> [Exercise instructions]
All the data must come back unchanged, except that pictures are left out.

> [The input]
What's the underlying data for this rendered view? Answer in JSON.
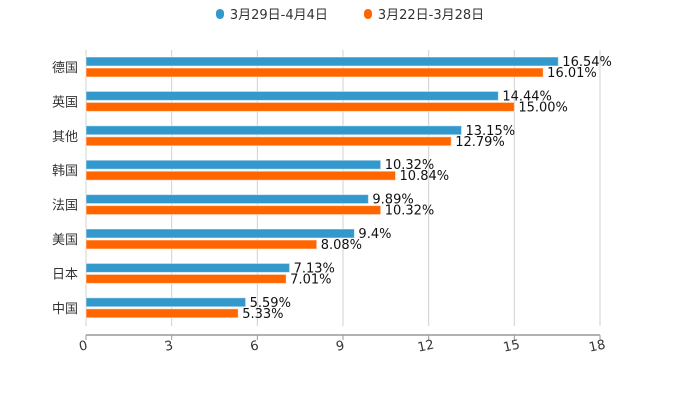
{
  "chart_data": {
    "type": "bar",
    "orientation": "horizontal",
    "categories": [
      "德国",
      "英国",
      "其他",
      "韩国",
      "法国",
      "美国",
      "日本",
      "中国"
    ],
    "series": [
      {
        "name": "3月29日-4月4日",
        "color": "#3399cc",
        "values": [
          16.54,
          14.44,
          13.15,
          10.32,
          9.89,
          9.4,
          7.13,
          5.59
        ],
        "labels": [
          "16.54%",
          "14.44%",
          "13.15%",
          "10.32%",
          "9.89%",
          "9.4%",
          "7.13%",
          "5.59%"
        ]
      },
      {
        "name": "3月22日-3月28日",
        "color": "#ff6600",
        "values": [
          16.01,
          15.0,
          12.79,
          10.84,
          10.32,
          8.08,
          7.01,
          5.33
        ],
        "labels": [
          "16.01%",
          "15.00%",
          "12.79%",
          "10.84%",
          "10.32%",
          "8.08%",
          "7.01%",
          "5.33%"
        ]
      }
    ],
    "xlim": [
      0,
      18
    ],
    "xticks": [
      "0",
      "3",
      "6",
      "9",
      "12",
      "15",
      "18"
    ],
    "grid": true,
    "legend_position": "top-center",
    "title": "",
    "xlabel": "",
    "ylabel": ""
  }
}
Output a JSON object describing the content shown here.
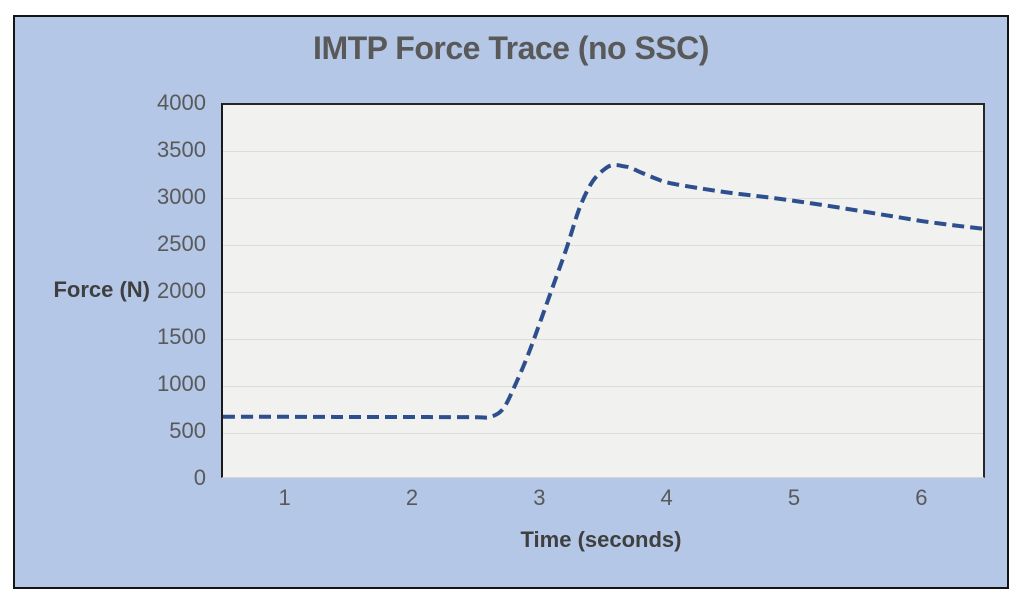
{
  "chart": {
    "title": "IMTP Force Trace (no SSC)",
    "y_axis_label": "Force (N)",
    "x_axis_label": "Time (seconds)"
  },
  "colors": {
    "chart_background": "#b4c7e7",
    "plot_background": "#f1f1f0",
    "gridline": "#dcdcdc",
    "outer_border": "#141414",
    "axis_line": "#262626",
    "text_gray": "#595959",
    "axis_title_gray": "#3f3f3f",
    "line_blue": "#2e4f8e"
  },
  "chart_data": {
    "type": "line",
    "title": "IMTP Force Trace (no SSC)",
    "xlabel": "Time (seconds)",
    "ylabel": "Force (N)",
    "xlim": [
      0.5,
      6.5
    ],
    "ylim": [
      0,
      4000
    ],
    "x_ticks": [
      1,
      2,
      3,
      4,
      5,
      6
    ],
    "y_ticks": [
      0,
      500,
      1000,
      1500,
      2000,
      2500,
      3000,
      3500,
      4000
    ],
    "grid": "horizontal-only",
    "legend": "none",
    "line_style": "dashed",
    "line_color": "#2e4f8e",
    "line_width": 4,
    "series": [
      {
        "name": "IMTP force trace",
        "points": [
          [
            0.5,
            675
          ],
          [
            0.75,
            674
          ],
          [
            1.0,
            674
          ],
          [
            1.25,
            673
          ],
          [
            1.5,
            672
          ],
          [
            1.75,
            672
          ],
          [
            2.0,
            672
          ],
          [
            2.25,
            671
          ],
          [
            2.5,
            670
          ],
          [
            2.6,
            673
          ],
          [
            2.7,
            760
          ],
          [
            2.8,
            1030
          ],
          [
            2.9,
            1350
          ],
          [
            3.0,
            1720
          ],
          [
            3.1,
            2100
          ],
          [
            3.2,
            2480
          ],
          [
            3.3,
            2900
          ],
          [
            3.4,
            3180
          ],
          [
            3.5,
            3320
          ],
          [
            3.57,
            3360
          ],
          [
            3.65,
            3345
          ],
          [
            3.7,
            3330
          ],
          [
            3.8,
            3270
          ],
          [
            3.9,
            3215
          ],
          [
            4.0,
            3170
          ],
          [
            4.25,
            3110
          ],
          [
            4.5,
            3060
          ],
          [
            4.75,
            3020
          ],
          [
            5.0,
            2975
          ],
          [
            5.25,
            2925
          ],
          [
            5.5,
            2870
          ],
          [
            5.75,
            2815
          ],
          [
            6.0,
            2760
          ],
          [
            6.25,
            2715
          ],
          [
            6.5,
            2675
          ]
        ]
      }
    ]
  }
}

> [Output of the exercise]
What's the underlying data for this rendered view? Answer in JSON.
{
  "chart_data": {
    "type": "bar",
    "orientation": "horizontal",
    "categories": [
      "德国",
      "英国",
      "其他",
      "韩国",
      "法国",
      "美国",
      "日本",
      "中国"
    ],
    "series": [
      {
        "name": "3月29日-4月4日",
        "color": "#3399cc",
        "values": [
          16.54,
          14.44,
          13.15,
          10.32,
          9.89,
          9.4,
          7.13,
          5.59
        ],
        "labels": [
          "16.54%",
          "14.44%",
          "13.15%",
          "10.32%",
          "9.89%",
          "9.4%",
          "7.13%",
          "5.59%"
        ]
      },
      {
        "name": "3月22日-3月28日",
        "color": "#ff6600",
        "values": [
          16.01,
          15.0,
          12.79,
          10.84,
          10.32,
          8.08,
          7.01,
          5.33
        ],
        "labels": [
          "16.01%",
          "15.00%",
          "12.79%",
          "10.84%",
          "10.32%",
          "8.08%",
          "7.01%",
          "5.33%"
        ]
      }
    ],
    "xlim": [
      0,
      18
    ],
    "xticks": [
      "0",
      "3",
      "6",
      "9",
      "12",
      "15",
      "18"
    ],
    "grid": true,
    "legend_position": "top-center",
    "title": "",
    "xlabel": "",
    "ylabel": ""
  }
}
Output a JSON object describing the content shown here.
{
  "chart": {
    "title": "IMTP Force Trace (no SSC)",
    "y_axis_label": "Force (N)",
    "x_axis_label": "Time (seconds)"
  },
  "colors": {
    "chart_background": "#b4c7e7",
    "plot_background": "#f1f1f0",
    "gridline": "#dcdcdc",
    "outer_border": "#141414",
    "axis_line": "#262626",
    "text_gray": "#595959",
    "axis_title_gray": "#3f3f3f",
    "line_blue": "#2e4f8e"
  },
  "chart_data": {
    "type": "line",
    "title": "IMTP Force Trace (no SSC)",
    "xlabel": "Time (seconds)",
    "ylabel": "Force (N)",
    "xlim": [
      0.5,
      6.5
    ],
    "ylim": [
      0,
      4000
    ],
    "x_ticks": [
      1,
      2,
      3,
      4,
      5,
      6
    ],
    "y_ticks": [
      0,
      500,
      1000,
      1500,
      2000,
      2500,
      3000,
      3500,
      4000
    ],
    "grid": "horizontal-only",
    "legend": "none",
    "line_style": "dashed",
    "line_color": "#2e4f8e",
    "line_width": 4,
    "series": [
      {
        "name": "IMTP force trace",
        "points": [
          [
            0.5,
            675
          ],
          [
            0.75,
            674
          ],
          [
            1.0,
            674
          ],
          [
            1.25,
            673
          ],
          [
            1.5,
            672
          ],
          [
            1.75,
            672
          ],
          [
            2.0,
            672
          ],
          [
            2.25,
            671
          ],
          [
            2.5,
            670
          ],
          [
            2.6,
            673
          ],
          [
            2.7,
            760
          ],
          [
            2.8,
            1030
          ],
          [
            2.9,
            1350
          ],
          [
            3.0,
            1720
          ],
          [
            3.1,
            2100
          ],
          [
            3.2,
            2480
          ],
          [
            3.3,
            2900
          ],
          [
            3.4,
            3180
          ],
          [
            3.5,
            3320
          ],
          [
            3.57,
            3360
          ],
          [
            3.65,
            3345
          ],
          [
            3.7,
            3330
          ],
          [
            3.8,
            3270
          ],
          [
            3.9,
            3215
          ],
          [
            4.0,
            3170
          ],
          [
            4.25,
            3110
          ],
          [
            4.5,
            3060
          ],
          [
            4.75,
            3020
          ],
          [
            5.0,
            2975
          ],
          [
            5.25,
            2925
          ],
          [
            5.5,
            2870
          ],
          [
            5.75,
            2815
          ],
          [
            6.0,
            2760
          ],
          [
            6.25,
            2715
          ],
          [
            6.5,
            2675
          ]
        ]
      }
    ]
  }
}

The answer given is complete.